WHAT THIS TASK INVOLVES
Leave out the pictures and return every entry exactly as it appears.

ENTRIES
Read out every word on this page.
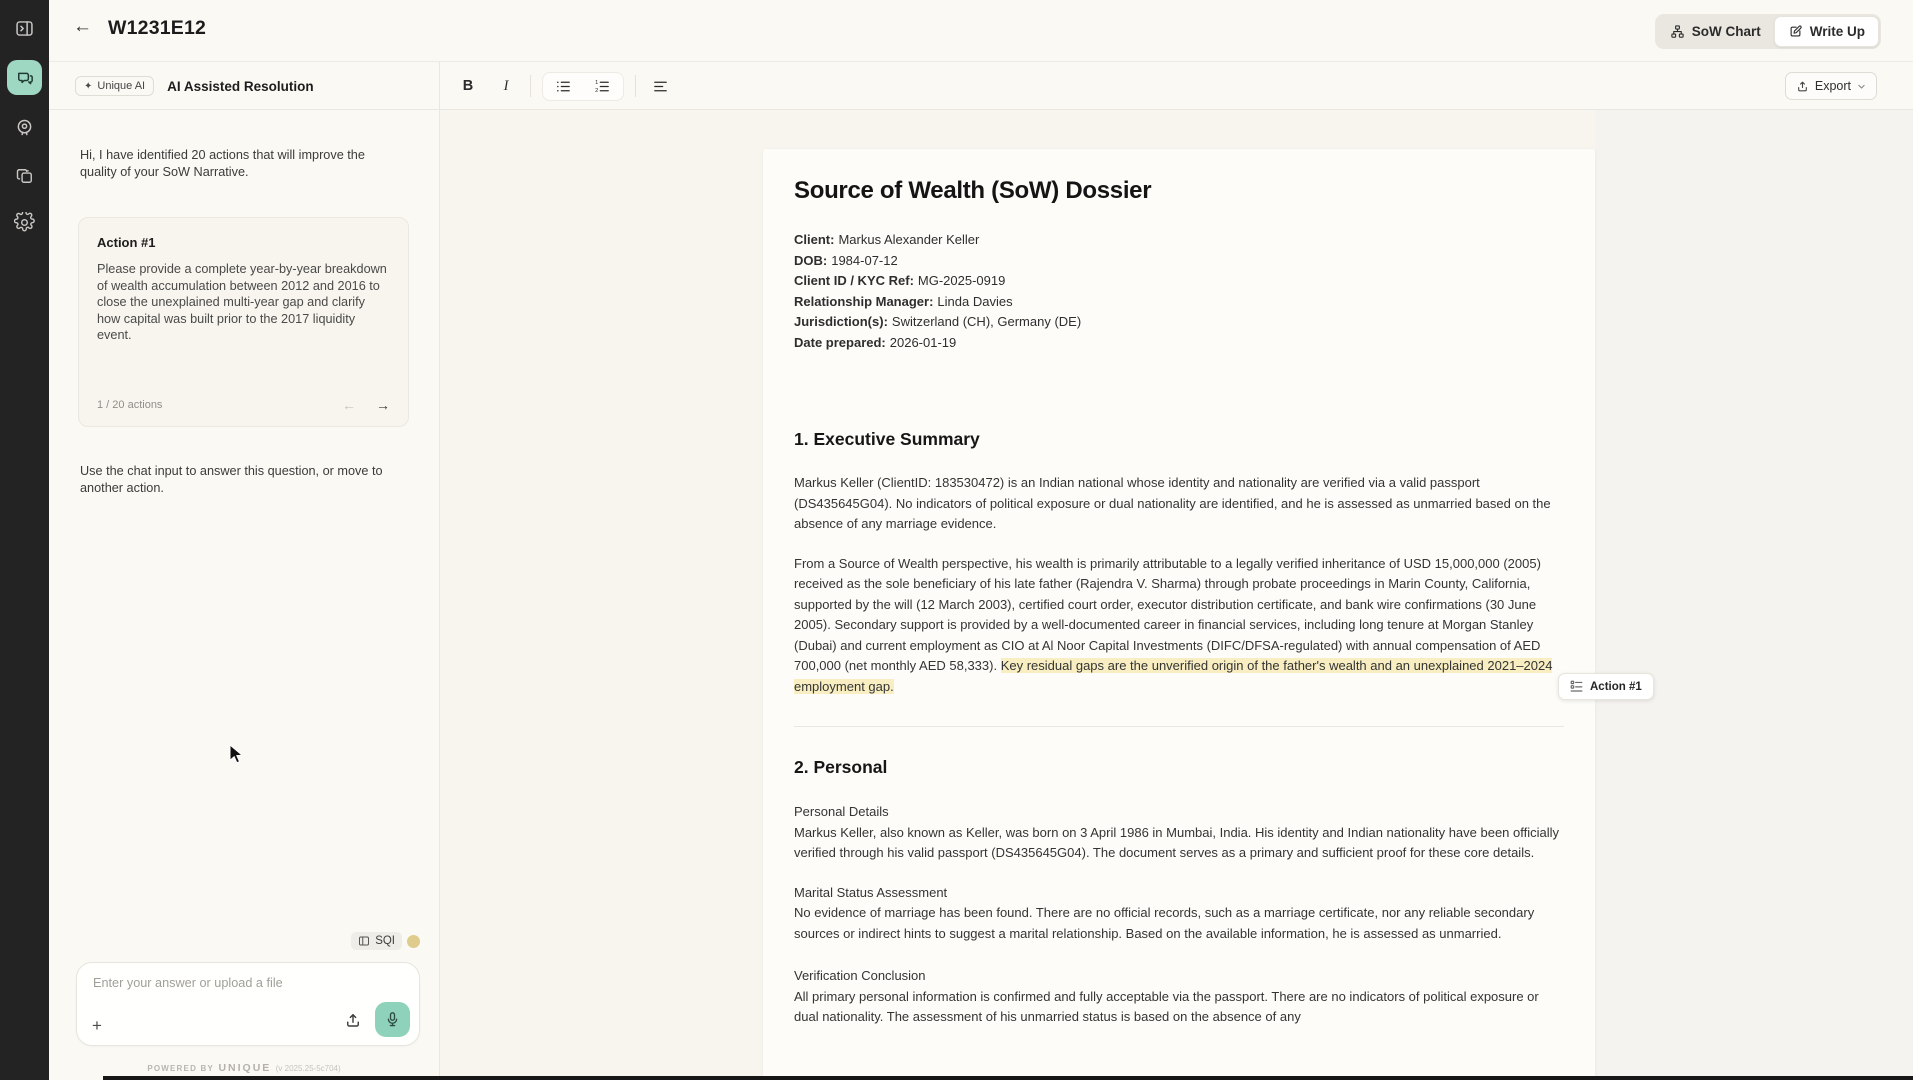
← W1231E12	SoW Chart	Write Up
✦ Unique AI AI Assisted Resolution	B	I	1
2	Export

Hi, I have identified 20 actions that will improve the quality of your SoW Narrative.

Action #1
Please provide a complete year-by-year breakdown of wealth accumulation between 2012 and 2016 to close the unexplained multi-year gap and clarify how capital was built prior to the 2017 liquidity event.
1 / 20 actions	← →

Use the chat input to answer this question, or move to another action.

SQI
Enter your answer or upload a file
+
POWERED BY UNIQUE (v 2025.25-5c704)
Source of Wealth (SoW) Dossier
Client: Markus Alexander Keller
DOB: 1984-07-12
Client ID / KYC Ref: MG-2025-0919
Relationship Manager: Linda Davies
Jurisdiction(s): Switzerland (CH), Germany (DE)
Date prepared: 2026-01-19
1. Executive Summary

Markus Keller (ClientID: 183530472) is an Indian national whose identity and nationality are verified via a valid passport (DS435645G04). No indicators of political exposure or dual nationality are identified, and he is assessed as unmarried based on the absence of any marriage evidence.

From a Source of Wealth perspective, his wealth is primarily attributable to a legally verified inheritance of USD 15,000,000 (2005) received as the sole beneficiary of his late father (Rajendra V. Sharma) through probate proceedings in Marin County, California, supported by the will (12 March 2003), certified court order, executor distribution certificate, and bank wire confirmations (30 June 2005). Secondary support is provided by a well-documented career in financial services, including long tenure at Morgan Stanley (Dubai) and current employment as CIO at Al Noor Capital Investments (DIFC/DFSA-regulated) with annual compensation of AED 700,000 (net monthly AED 58,333). Key residual gaps are the unverified origin of the father's wealth and an unexplained 2021–2024 employment gap.

2. Personal
Personal Details
Markus Keller, also known as Keller, was born on 3 April 1986 in Mumbai, India. His identity and Indian nationality have been officially verified through his valid passport (DS435645G04). The document serves as a primary and sufficient proof for these core details.
Marital Status Assessment
No evidence of marriage has been found. There are no official records, such as a marriage certificate, nor any reliable secondary sources or indirect hints to suggest a marital relationship. Based on the available information, he is assessed as unmarried.
Verification Conclusion
All primary personal information is confirmed and fully acceptable via the passport. There are no indicators of political exposure or dual nationality. The assessment of his unmarried status is based on the absence of any
Action #1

RESULT
Read out every word on this page.
← W1231E12	SoW Chart	Write Up
✦ Unique AI AI Assisted Resolution	B	I	1
2	Export

Hi, I have identified 20 actions that will improve the quality of your SoW Narrative.

Action #1
Please provide a complete year-by-year breakdown of wealth accumulation between 2012 and 2016 to close the unexplained multi-year gap and clarify how capital was built prior to the 2017 liquidity event.
1 / 20 actions	← →

Use the chat input to answer this question, or move to another action.

SQI
Enter your answer or upload a file
+
POWERED BY UNIQUE (v 2025.25-5c704)
Source of Wealth (SoW) Dossier
Client: Markus Alexander Keller
DOB: 1984-07-12
Client ID / KYC Ref: MG-2025-0919
Relationship Manager: Linda Davies
Jurisdiction(s): Switzerland (CH), Germany (DE)
Date prepared: 2026-01-19
1. Executive Summary

Markus Keller (ClientID: 183530472) is an Indian national whose identity and nationality are verified via a valid passport (DS435645G04). No indicators of political exposure or dual nationality are identified, and he is assessed as unmarried based on the absence of any marriage evidence.

From a Source of Wealth perspective, his wealth is primarily attributable to a legally verified inheritance of USD 15,000,000 (2005) received as the sole beneficiary of his late father (Rajendra V. Sharma) through probate proceedings in Marin County, California, supported by the will (12 March 2003), certified court order, executor distribution certificate, and bank wire confirmations (30 June 2005). Secondary support is provided by a well-documented career in financial services, including long tenure at Morgan Stanley (Dubai) and current employment as CIO at Al Noor Capital Investments (DIFC/DFSA-regulated) with annual compensation of AED 700,000 (net monthly AED 58,333). Key residual gaps are the unverified origin of the father's wealth and an unexplained 2021–2024 employment gap.

2. Personal
Personal Details
Markus Keller, also known as Keller, was born on 3 April 1986 in Mumbai, India. His identity and Indian nationality have been officially verified through his valid passport (DS435645G04). The document serves as a primary and sufficient proof for these core details.
Marital Status Assessment
No evidence of marriage has been found. There are no official records, such as a marriage certificate, nor any reliable secondary sources or indirect hints to suggest a marital relationship. Based on the available information, he is assessed as unmarried.
Verification Conclusion
All primary personal information is confirmed and fully acceptable via the passport. There are no indicators of political exposure or dual nationality. The assessment of his unmarried status is based on the absence of any
Action #1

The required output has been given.